• **Task description**
Each line in the entries below that holds the string "value" is to be listed.

Dataset entries on figures:
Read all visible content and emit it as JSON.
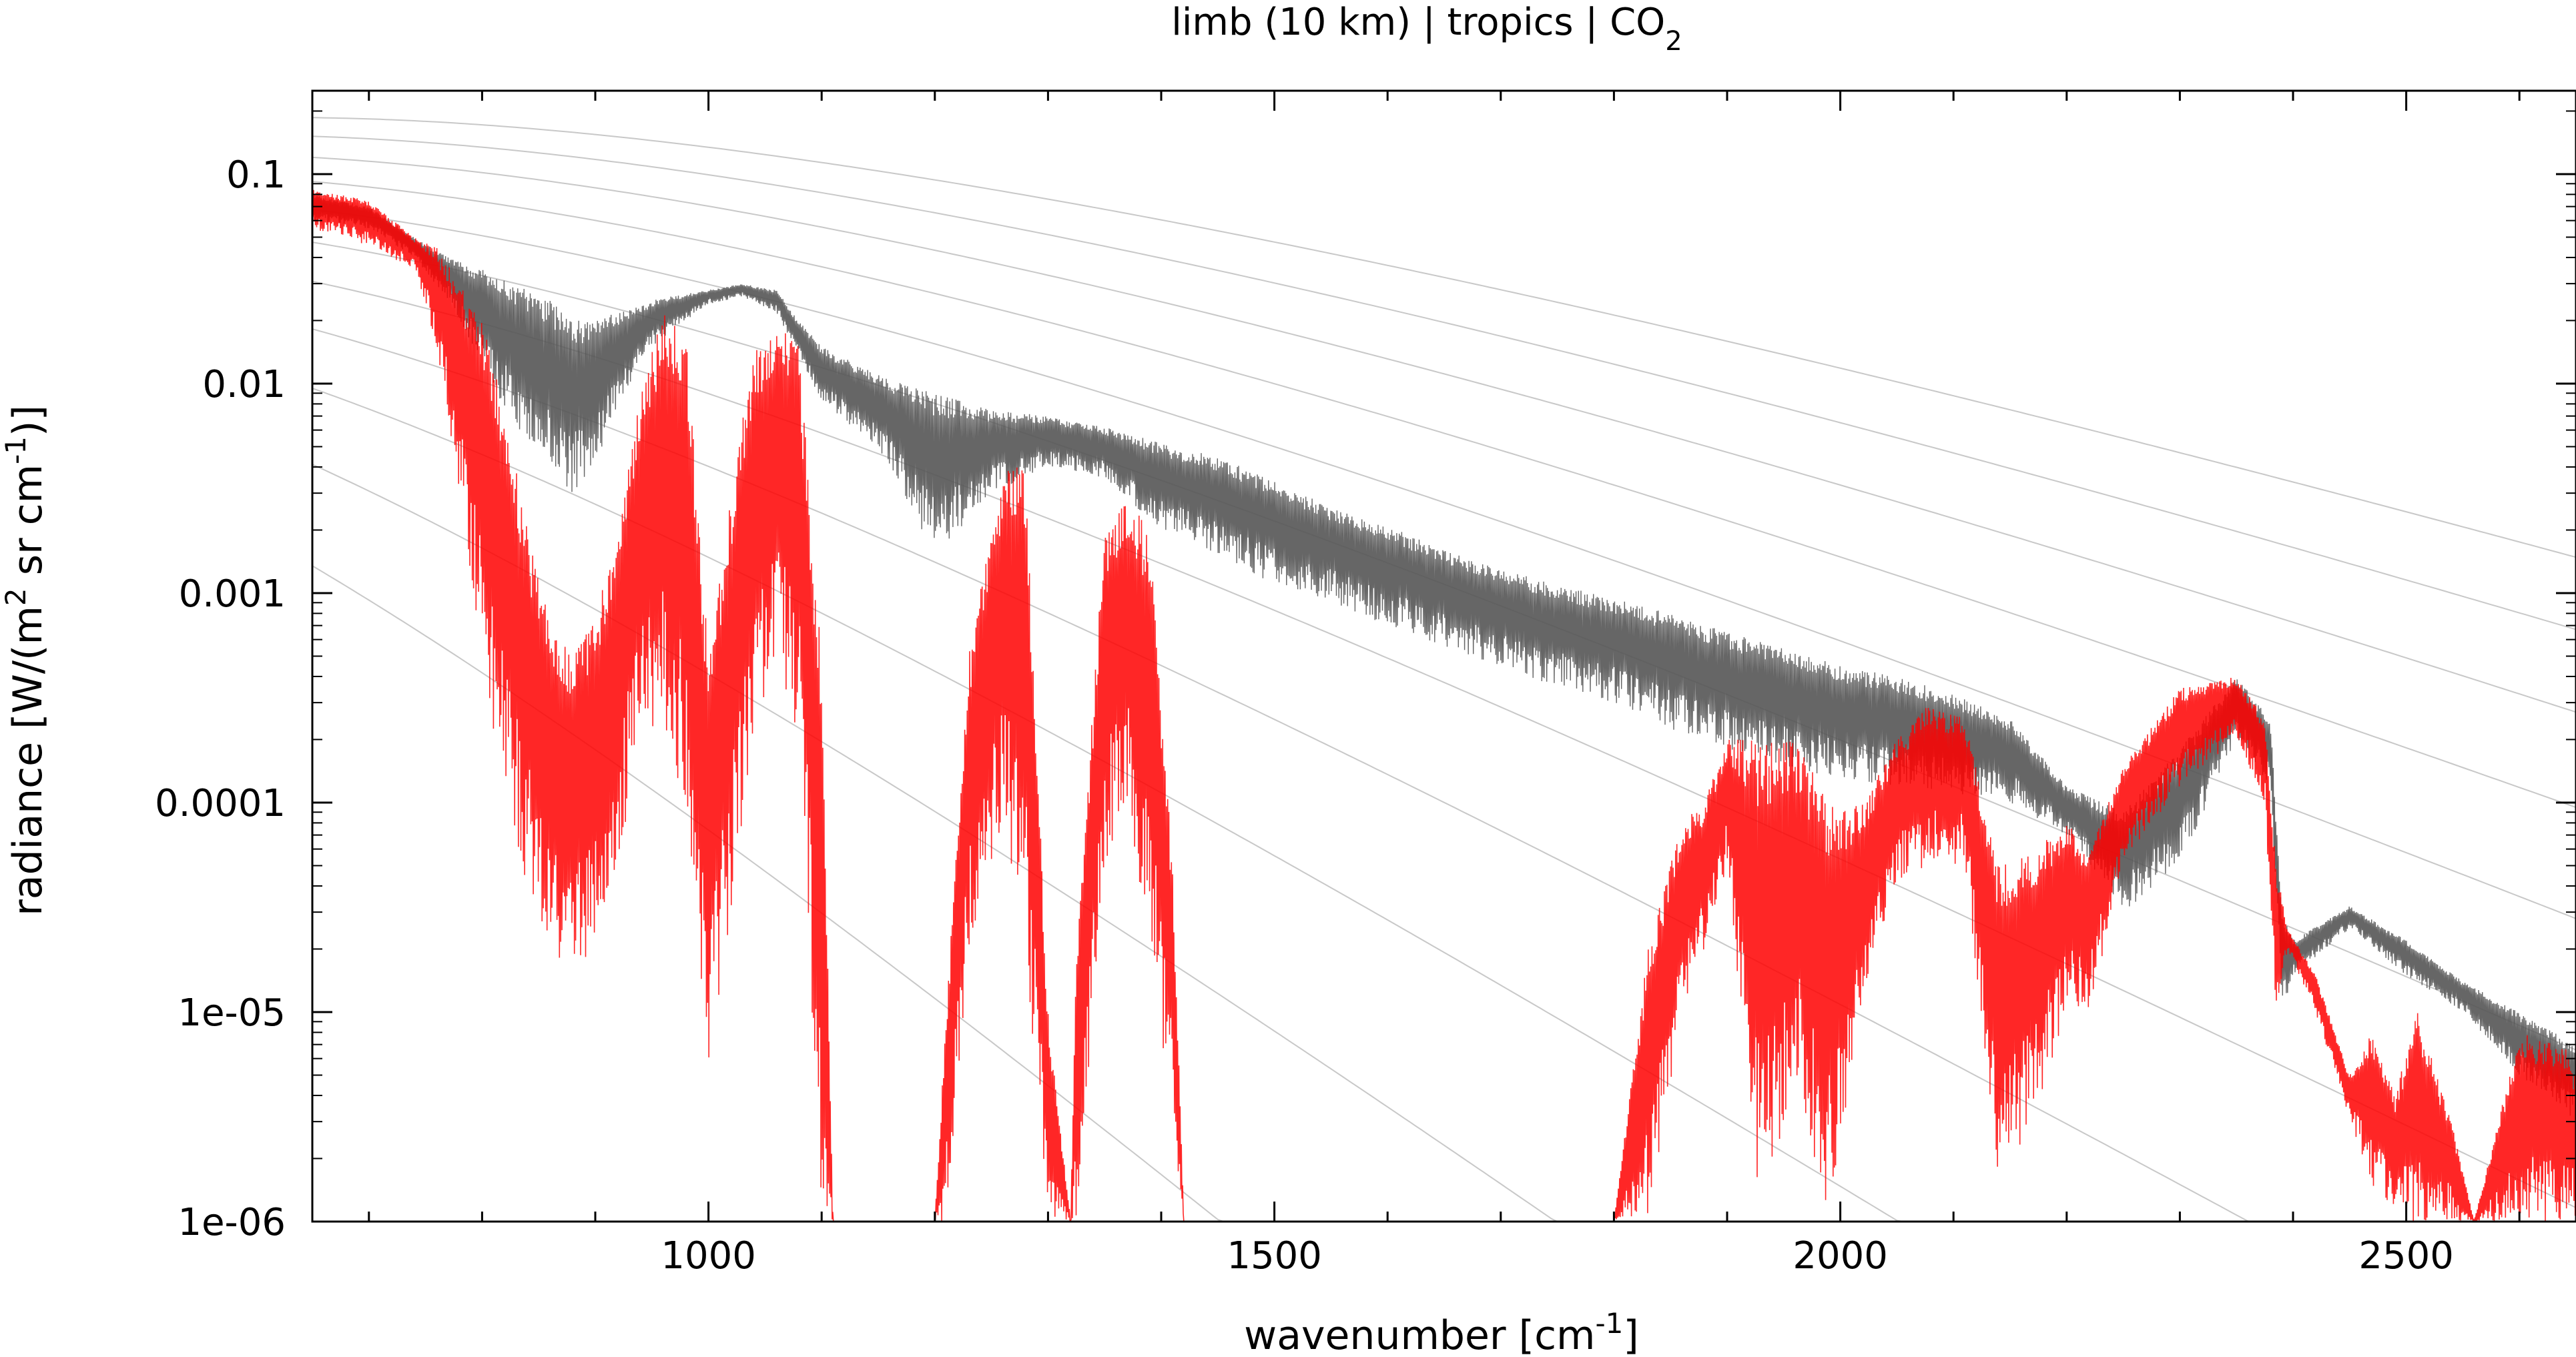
{
  "chart_data": {
    "type": "line",
    "title": "limb (10 km) | tropics | CO",
    "title_subscript": "2",
    "xlabel": {
      "main": "wavenumber [cm",
      "sup": "-1",
      "end": "]"
    },
    "ylabel": {
      "part1": "radiance [W/(m",
      "sup1": "2",
      "part2": " sr cm",
      "sup2": "-1",
      "part3": ")]"
    },
    "x_range": [
      650,
      2650
    ],
    "y_range": [
      1e-06,
      0.25
    ],
    "y_scale": "log",
    "grid": false,
    "x_ticks": [
      {
        "value": 1000,
        "label": "1000"
      },
      {
        "value": 1500,
        "label": "1500"
      },
      {
        "value": 2000,
        "label": "2000"
      },
      {
        "value": 2500,
        "label": "2500"
      }
    ],
    "y_ticks": [
      {
        "value": 0.1,
        "label": "0.1"
      },
      {
        "value": 0.01,
        "label": "0.01"
      },
      {
        "value": 0.001,
        "label": "0.001"
      },
      {
        "value": 0.0001,
        "label": "0.0001"
      },
      {
        "value": 1e-05,
        "label": "1e-05"
      },
      {
        "value": 1e-06,
        "label": "1e-06"
      }
    ],
    "colors": {
      "gray_series": "#555555",
      "red_series": "#ff0000",
      "red_light": "#ff8080",
      "planck_curves": "#c8c8c8"
    },
    "planck_temperatures_K": [
      320,
      300,
      280,
      260,
      240,
      220,
      200,
      180,
      160,
      140,
      120
    ],
    "series": [
      {
        "color": "#555555",
        "envelope": [
          [
            650,
            0.06,
            0.08
          ],
          [
            700,
            0.055,
            0.07
          ],
          [
            740,
            0.04,
            0.05
          ],
          [
            770,
            0.025,
            0.04
          ],
          [
            800,
            0.012,
            0.035
          ],
          [
            830,
            0.006,
            0.03
          ],
          [
            860,
            0.004,
            0.025
          ],
          [
            880,
            0.003,
            0.02
          ],
          [
            900,
            0.004,
            0.02
          ],
          [
            920,
            0.008,
            0.022
          ],
          [
            950,
            0.015,
            0.025
          ],
          [
            980,
            0.02,
            0.027
          ],
          [
            1000,
            0.024,
            0.028
          ],
          [
            1030,
            0.026,
            0.03
          ],
          [
            1060,
            0.022,
            0.028
          ],
          [
            1080,
            0.013,
            0.02
          ],
          [
            1100,
            0.008,
            0.015
          ],
          [
            1150,
            0.005,
            0.011
          ],
          [
            1200,
            0.0015,
            0.009
          ],
          [
            1250,
            0.003,
            0.0075
          ],
          [
            1300,
            0.004,
            0.007
          ],
          [
            1350,
            0.0035,
            0.0062
          ],
          [
            1400,
            0.002,
            0.0052
          ],
          [
            1450,
            0.0015,
            0.0045
          ],
          [
            1500,
            0.0011,
            0.0034
          ],
          [
            1550,
            0.0009,
            0.0026
          ],
          [
            1600,
            0.0007,
            0.0021
          ],
          [
            1650,
            0.00055,
            0.0016
          ],
          [
            1700,
            0.00045,
            0.0013
          ],
          [
            1750,
            0.00035,
            0.0011
          ],
          [
            1800,
            0.0003,
            0.00095
          ],
          [
            1850,
            0.00022,
            0.0008
          ],
          [
            1900,
            0.00018,
            0.00065
          ],
          [
            1950,
            0.00015,
            0.00055
          ],
          [
            2000,
            0.00013,
            0.00045
          ],
          [
            2050,
            0.00012,
            0.0004
          ],
          [
            2100,
            0.00011,
            0.00033
          ],
          [
            2150,
            0.0001,
            0.00025
          ],
          [
            2200,
            7e-05,
            0.00012
          ],
          [
            2250,
            3e-05,
            9e-05
          ],
          [
            2300,
            5e-05,
            0.00018
          ],
          [
            2350,
            0.0002,
            0.0004
          ],
          [
            2380,
            0.00012,
            0.00025
          ],
          [
            2390,
            1e-05,
            3e-05
          ],
          [
            2400,
            1.5e-05,
            2.2e-05
          ],
          [
            2450,
            2.5e-05,
            3.2e-05
          ],
          [
            2500,
            1.5e-05,
            2.2e-05
          ],
          [
            2550,
            1e-05,
            1.4e-05
          ],
          [
            2600,
            5e-06,
            1e-05
          ],
          [
            2650,
            3e-06,
            7e-06
          ]
        ]
      },
      {
        "color": "#ff0000",
        "envelope": [
          [
            650,
            0.055,
            0.085
          ],
          [
            700,
            0.045,
            0.075
          ],
          [
            740,
            0.035,
            0.05
          ],
          [
            760,
            0.015,
            0.045
          ],
          [
            780,
            0.003,
            0.03
          ],
          [
            800,
            0.0005,
            0.02
          ],
          [
            820,
            0.0001,
            0.008
          ],
          [
            840,
            4e-05,
            0.002
          ],
          [
            860,
            2e-05,
            0.0008
          ],
          [
            880,
            1.4e-05,
            0.0005
          ],
          [
            900,
            2e-05,
            0.0008
          ],
          [
            920,
            5e-05,
            0.002
          ],
          [
            940,
            0.0002,
            0.01
          ],
          [
            960,
            0.0002,
            0.022
          ],
          [
            980,
            0.0001,
            0.02
          ],
          [
            1000,
            5e-06,
            0.0005
          ],
          [
            1020,
            3e-05,
            0.003
          ],
          [
            1040,
            0.0002,
            0.015
          ],
          [
            1060,
            0.0005,
            0.02
          ],
          [
            1080,
            0.0002,
            0.015
          ],
          [
            1100,
            1e-06,
            0.0005
          ],
          [
            1110,
            1e-06,
            1e-06
          ],
          [
            1200,
            1e-06,
            1e-06
          ],
          [
            1210,
            1e-06,
            1e-05
          ],
          [
            1230,
            2e-05,
            0.0005
          ],
          [
            1260,
            8e-05,
            0.004
          ],
          [
            1280,
            2e-05,
            0.004
          ],
          [
            1300,
            1e-06,
            1e-05
          ],
          [
            1320,
            1e-06,
            1e-06
          ],
          [
            1325,
            1e-06,
            2e-05
          ],
          [
            1350,
            5e-05,
            0.002
          ],
          [
            1370,
            0.0001,
            0.003
          ],
          [
            1390,
            2e-05,
            0.002
          ],
          [
            1410,
            3e-06,
            5e-05
          ],
          [
            1420,
            1e-06,
            1e-06
          ],
          [
            1800,
            1e-06,
            1e-06
          ],
          [
            1830,
            1e-06,
            2e-05
          ],
          [
            1860,
            1e-05,
            8e-05
          ],
          [
            1880,
            2e-05,
            0.0001
          ],
          [
            1900,
            5e-05,
            0.0002
          ],
          [
            1930,
            1e-06,
            0.0002
          ],
          [
            1960,
            5e-06,
            0.0002
          ],
          [
            1990,
            1e-06,
            0.0001
          ],
          [
            2020,
            1e-05,
            0.0001
          ],
          [
            2050,
            4e-05,
            0.0002
          ],
          [
            2080,
            5e-05,
            0.0003
          ],
          [
            2110,
            5e-05,
            0.00025
          ],
          [
            2140,
            1.5e-06,
            5e-05
          ],
          [
            2170,
            3e-06,
            6e-05
          ],
          [
            2200,
            1e-05,
            8e-05
          ],
          [
            2220,
            1e-05,
            6e-05
          ],
          [
            2250,
            5e-05,
            0.00015
          ],
          [
            2300,
            0.00012,
            0.00035
          ],
          [
            2350,
            0.0002,
            0.0004
          ],
          [
            2375,
            0.0001,
            0.00025
          ],
          [
            2385,
            1e-05,
            5e-05
          ],
          [
            2395,
            2e-05,
            2.5e-05
          ],
          [
            2420,
            1e-05,
            1.5e-05
          ],
          [
            2450,
            3e-06,
            5e-06
          ],
          [
            2470,
            1.5e-06,
            8e-06
          ],
          [
            2490,
            1e-06,
            4e-06
          ],
          [
            2510,
            1e-06,
            1e-05
          ],
          [
            2540,
            1e-06,
            3e-06
          ],
          [
            2560,
            1e-06,
            1e-06
          ],
          [
            2600,
            1e-06,
            8e-06
          ],
          [
            2640,
            1e-06,
            7e-06
          ],
          [
            2650,
            1e-06,
            5e-06
          ]
        ]
      }
    ]
  }
}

• **Response**
        "value": 1000,
        "value": 1500,
        "value": 2000,
        "value": 2500,
        "value": 0.1,
        "value": 0.01,
        "value": 0.001,
        "value": 0.0001,
        "value": 1e-05,
        "value": 1e-06,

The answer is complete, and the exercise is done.